What the task asks: Write out the data below exactly as given, without any of its pictures.

Provided data:
________

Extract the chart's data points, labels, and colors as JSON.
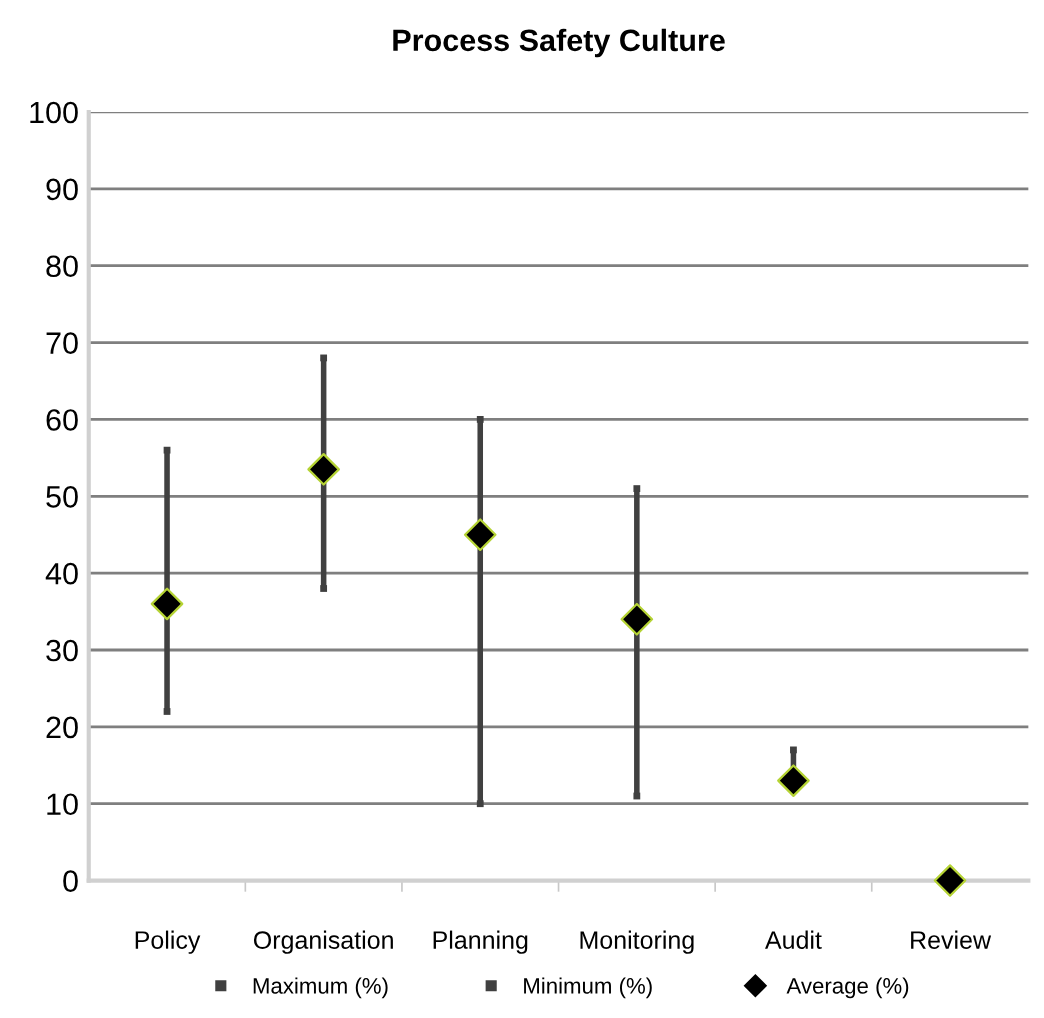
{
  "chart_data": {
    "type": "scatter",
    "title": "Process Safety Culture",
    "categories": [
      "Policy",
      "Organisation",
      "Planning",
      "Monitoring",
      "Audit",
      "Review"
    ],
    "series": [
      {
        "name": "Maximum (%)",
        "color": "#404040",
        "marker": "square",
        "values": [
          56,
          68,
          60,
          51,
          17,
          null
        ]
      },
      {
        "name": "Minimum (%)",
        "color": "#404040",
        "marker": "square",
        "values": [
          22,
          38,
          10,
          11,
          null,
          null
        ]
      },
      {
        "name": "Average (%)",
        "color": "#000000",
        "marker": "diamond",
        "values": [
          36,
          53.5,
          45,
          34,
          13,
          0
        ]
      }
    ],
    "line_style": "solid",
    "ylim": [
      0,
      100
    ],
    "yticks": [
      0,
      10,
      20,
      30,
      40,
      50,
      60,
      70,
      80,
      90,
      100
    ],
    "grid": "y",
    "legend": "bottom"
  }
}
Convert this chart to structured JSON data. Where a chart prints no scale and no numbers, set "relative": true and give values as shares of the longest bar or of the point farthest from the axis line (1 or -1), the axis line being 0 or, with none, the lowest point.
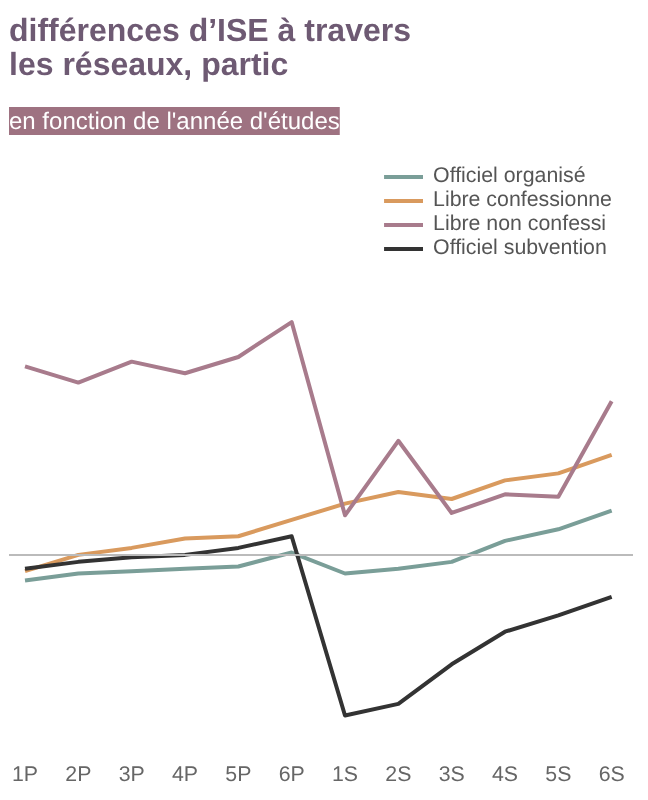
{
  "chart_data": {
    "type": "line",
    "title": "différences d’ISE à travers les réseaux, partic",
    "subtitle": "en fonction de l'année d'études",
    "relative": true,
    "categories": [
      "1P",
      "2P",
      "3P",
      "4P",
      "5P",
      "6P",
      "1S",
      "2S",
      "3S",
      "4S",
      "5S",
      "6S"
    ],
    "series": [
      {
        "name": "Officiel organisé",
        "color": "#7a9e98",
        "values": [
          -0.11,
          -0.08,
          -0.07,
          -0.06,
          -0.05,
          0.01,
          -0.08,
          -0.06,
          -0.03,
          0.06,
          0.11,
          0.19
        ]
      },
      {
        "name": "Libre confessionne",
        "color": "#d99a5e",
        "values": [
          -0.07,
          0,
          0.03,
          0.07,
          0.08,
          0.15,
          0.22,
          0.27,
          0.24,
          0.32,
          0.35,
          0.43
        ]
      },
      {
        "name": "Libre non confessi",
        "color": "#a87b8c",
        "values": [
          0.81,
          0.74,
          0.83,
          0.78,
          0.85,
          1,
          0.17,
          0.49,
          0.18,
          0.26,
          0.25,
          0.66
        ]
      },
      {
        "name": "Officiel subvention",
        "color": "#333333",
        "values": [
          -0.06,
          -0.03,
          -0.01,
          0,
          0.03,
          0.08,
          -0.69,
          -0.64,
          -0.47,
          -0.33,
          -0.26,
          -0.18
        ]
      }
    ],
    "legend": "top right",
    "marker": "none",
    "line_style": "solid",
    "grid": false
  }
}
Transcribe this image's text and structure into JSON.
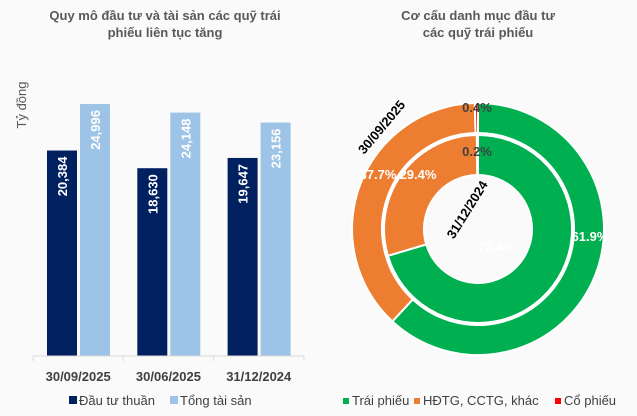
{
  "chart_data": [
    {
      "type": "bar",
      "title": [
        "Quy mô đầu tư và tài sản các quỹ trái",
        "phiếu liên tục tăng"
      ],
      "ylabel": "Tỷ đồng",
      "ylim": [
        0,
        25000
      ],
      "categories": [
        "30/09/2025",
        "30/06/2025",
        "31/12/2024"
      ],
      "series": [
        {
          "name": "Đầu tư thuần",
          "color": "#002060",
          "values": [
            20384,
            18630,
            19647
          ],
          "labels": [
            "20,384",
            "18,630",
            "19,647"
          ]
        },
        {
          "name": "Tổng tài sản",
          "color": "#9dc3e6",
          "values": [
            24996,
            24148,
            23156
          ],
          "labels": [
            "24,996",
            "24,148",
            "23,156"
          ]
        }
      ],
      "legend": "bottom"
    },
    {
      "type": "pie",
      "subtype": "doughnut",
      "title": [
        "Cơ cấu danh mục đầu tư",
        "các quỹ trái phiếu"
      ],
      "categories": [
        "Trái phiếu",
        "HĐTG, CCTG, khác",
        "Cổ phiếu"
      ],
      "colors": [
        "#00b050",
        "#ed7d31",
        "#ff0000"
      ],
      "rings": [
        {
          "name": "30/09/2025",
          "position": "outer",
          "values": [
            61.9,
            37.7,
            0.4
          ],
          "labels": [
            "61.9%",
            "37.7%",
            "0.4%"
          ]
        },
        {
          "name": "31/12/2024",
          "position": "inner",
          "values": [
            70.4,
            29.4,
            0.2
          ],
          "labels": [
            "70.4%",
            "29.4%",
            "0.2%"
          ]
        }
      ],
      "legend": "bottom"
    }
  ]
}
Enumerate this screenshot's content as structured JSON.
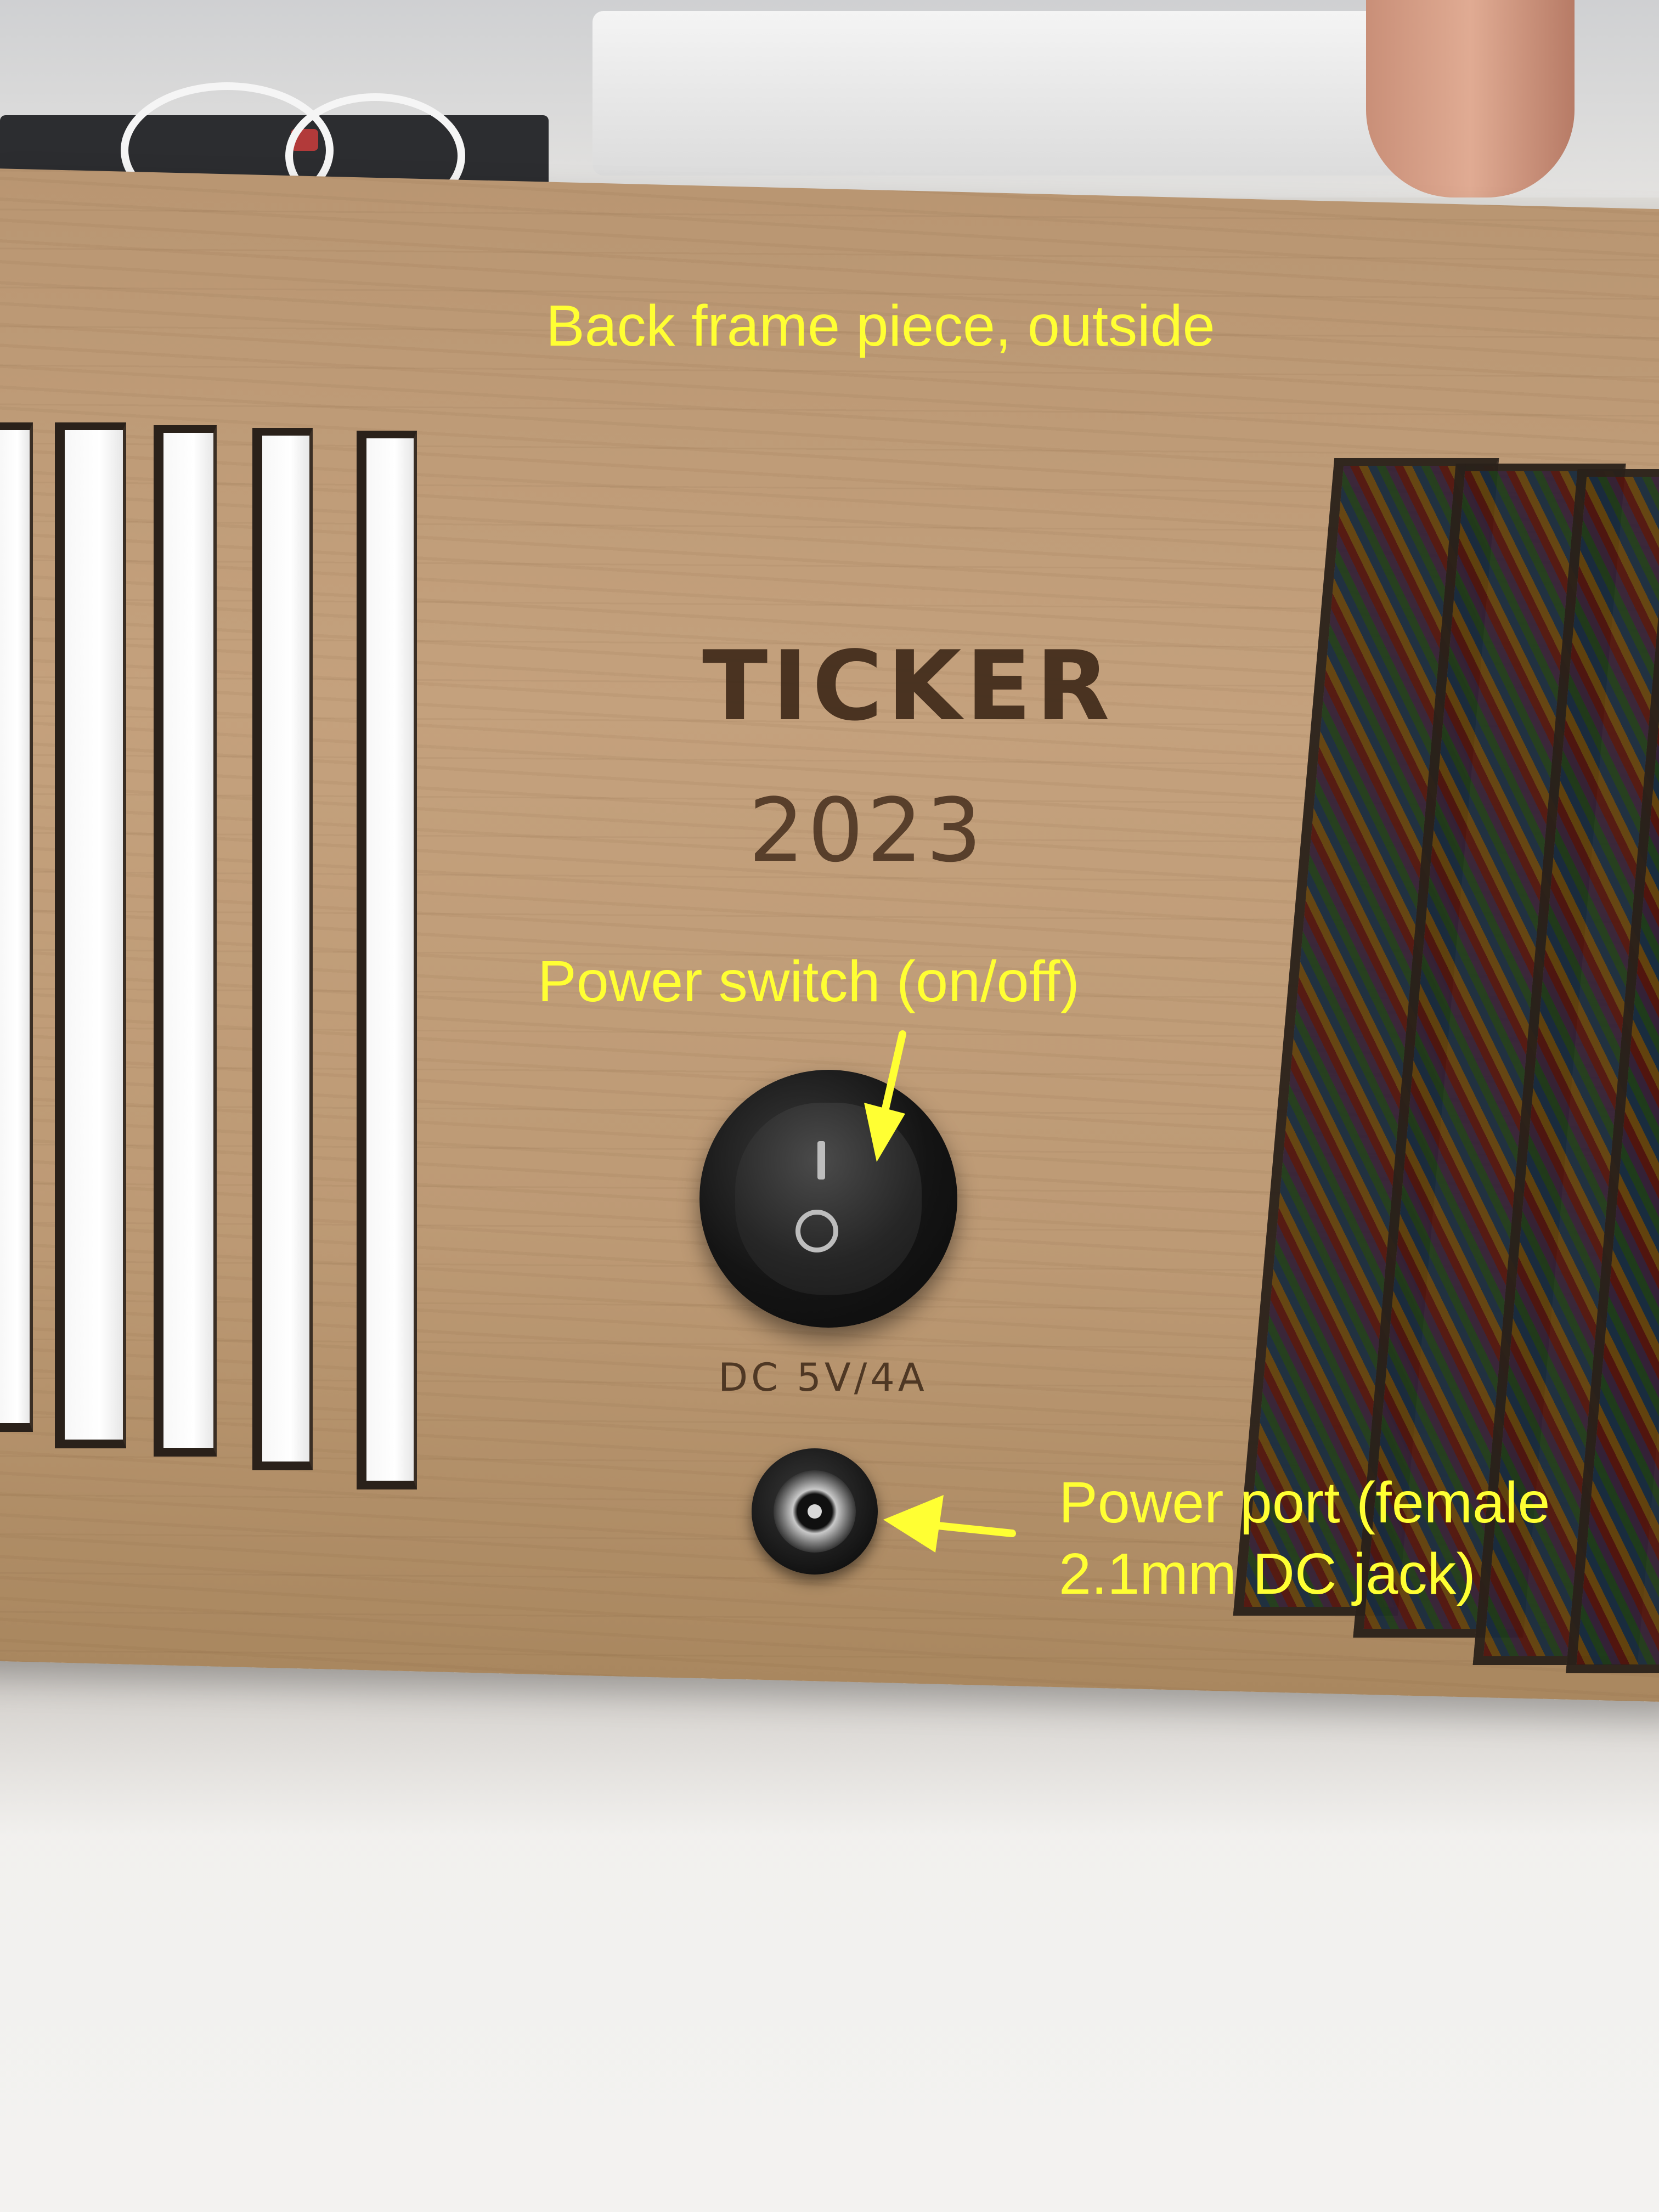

________

Worked solution:
Extract the chart's data points, labels, and colors as JSON.
{
  "chart_data": {
    "type": "scatter",
    "title": "Process Safety Culture",
    "categories": [
      "Policy",
      "Organisation",
      "Planning",
      "Monitoring",
      "Audit",
      "Review"
    ],
    "series": [
      {
        "name": "Maximum (%)",
        "color": "#404040",
        "marker": "square",
        "values": [
          56,
          68,
          60,
          51,
          17,
          null
        ]
      },
      {
        "name": "Minimum (%)",
        "color": "#404040",
        "marker": "square",
        "values": [
          22,
          38,
          10,
          11,
          null,
          null
        ]
      },
      {
        "name": "Average (%)",
        "color": "#000000",
        "marker": "diamond",
        "values": [
          36,
          53.5,
          45,
          34,
          13,
          0
        ]
      }
    ],
    "line_style": "solid",
    "ylim": [
      0,
      100
    ],
    "yticks": [
      0,
      10,
      20,
      30,
      40,
      50,
      60,
      70,
      80,
      90,
      100
    ],
    "grid": "y",
    "legend": "bottom"
  }
}
Convert this chart to structured JSON data. Where a chart prints no scale and no numbers, set "relative": true and give values as shares of the longest bar or of the point farthest from the axis line (1 or -1), the axis line being 0 or, with none, the lowest point.
{
  "chart_data": {
    "type": "line",
    "title": "différences d’ISE à travers les réseaux, partic",
    "subtitle": "en fonction de l'année d'études",
    "relative": true,
    "categories": [
      "1P",
      "2P",
      "3P",
      "4P",
      "5P",
      "6P",
      "1S",
      "2S",
      "3S",
      "4S",
      "5S",
      "6S"
    ],
    "series": [
      {
        "name": "Officiel organisé",
        "color": "#7a9e98",
        "values": [
          -0.11,
          -0.08,
          -0.07,
          -0.06,
          -0.05,
          0.01,
          -0.08,
          -0.06,
          -0.03,
          0.06,
          0.11,
          0.19
        ]
      },
      {
        "name": "Libre confessionne",
        "color": "#d99a5e",
        "values": [
          -0.07,
          0,
          0.03,
          0.07,
          0.08,
          0.15,
          0.22,
          0.27,
          0.24,
          0.32,
          0.35,
          0.43
        ]
      },
      {
        "name": "Libre non confessi",
        "color": "#a87b8c",
        "values": [
          0.81,
          0.74,
          0.83,
          0.78,
          0.85,
          1,
          0.17,
          0.49,
          0.18,
          0.26,
          0.25,
          0.66
        ]
      },
      {
        "name": "Officiel subvention",
        "color": "#333333",
        "values": [
          -0.06,
          -0.03,
          -0.01,
          0,
          0.03,
          0.08,
          -0.69,
          -0.64,
          -0.47,
          -0.33,
          -0.26,
          -0.18
        ]
      }
    ],
    "legend": "top right",
    "marker": "none",
    "line_style": "solid",
    "grid": false
  }
}
Transcribe this image's text and structure into JSON.
{
  "chart_data": [
    {
      "type": "bar",
      "title": [
        "Quy mô đầu tư và tài sản các quỹ trái",
        "phiếu liên tục tăng"
      ],
      "ylabel": "Tỷ đồng",
      "ylim": [
        0,
        25000
      ],
      "categories": [
        "30/09/2025",
        "30/06/2025",
        "31/12/2024"
      ],
      "series": [
        {
          "name": "Đầu tư thuần",
          "color": "#002060",
          "values": [
            20384,
            18630,
            19647
          ],
          "labels": [
            "20,384",
            "18,630",
            "19,647"
          ]
        },
        {
          "name": "Tổng tài sản",
          "color": "#9dc3e6",
          "values": [
            24996,
            24148,
            23156
          ],
          "labels": [
            "24,996",
            "24,148",
            "23,156"
          ]
        }
      ],
      "legend": "bottom"
    },
    {
      "type": "pie",
      "subtype": "doughnut",
      "title": [
        "Cơ cấu danh mục đầu tư",
        "các quỹ trái phiếu"
      ],
      "categories": [
        "Trái phiếu",
        "HĐTG, CCTG, khác",
        "Cổ phiếu"
      ],
      "colors": [
        "#00b050",
        "#ed7d31",
        "#ff0000"
      ],
      "rings": [
        {
          "name": "30/09/2025",
          "position": "outer",
          "values": [
            61.9,
            37.7,
            0.4
          ],
          "labels": [
            "61.9%",
            "37.7%",
            "0.4%"
          ]
        },
        {
          "name": "31/12/2024",
          "position": "inner",
          "values": [
            70.4,
            29.4,
            0.2
          ],
          "labels": [
            "70.4%",
            "29.4%",
            "0.2%"
          ]
        }
      ],
      "legend": "bottom"
    }
  ]
}
Enumerate this screenshot's content as structured JSON.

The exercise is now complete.